>>>

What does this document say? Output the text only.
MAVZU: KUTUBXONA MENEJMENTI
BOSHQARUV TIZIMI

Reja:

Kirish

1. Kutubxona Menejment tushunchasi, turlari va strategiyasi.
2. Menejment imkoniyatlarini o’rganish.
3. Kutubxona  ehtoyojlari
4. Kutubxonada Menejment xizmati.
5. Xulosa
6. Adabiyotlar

<<<

Your objective: Every entry must be retyped in full, exactly as given.

Written solution:
What does this document say? Output the text only.
MAVZU: KUTUBXONA MENEJMENTI
BOSHQARUV TIZIMI

Reja:

Kirish

1. Kutubxona Menejment tushunchasi, turlari va strategiyasi.
2. Menejment imkoniyatlarini o’rganish.
3. Kutubxona  ehtoyojlari
4. Kutubxonada Menejment xizmati.
5. Xulosa
6. Adabiyotlar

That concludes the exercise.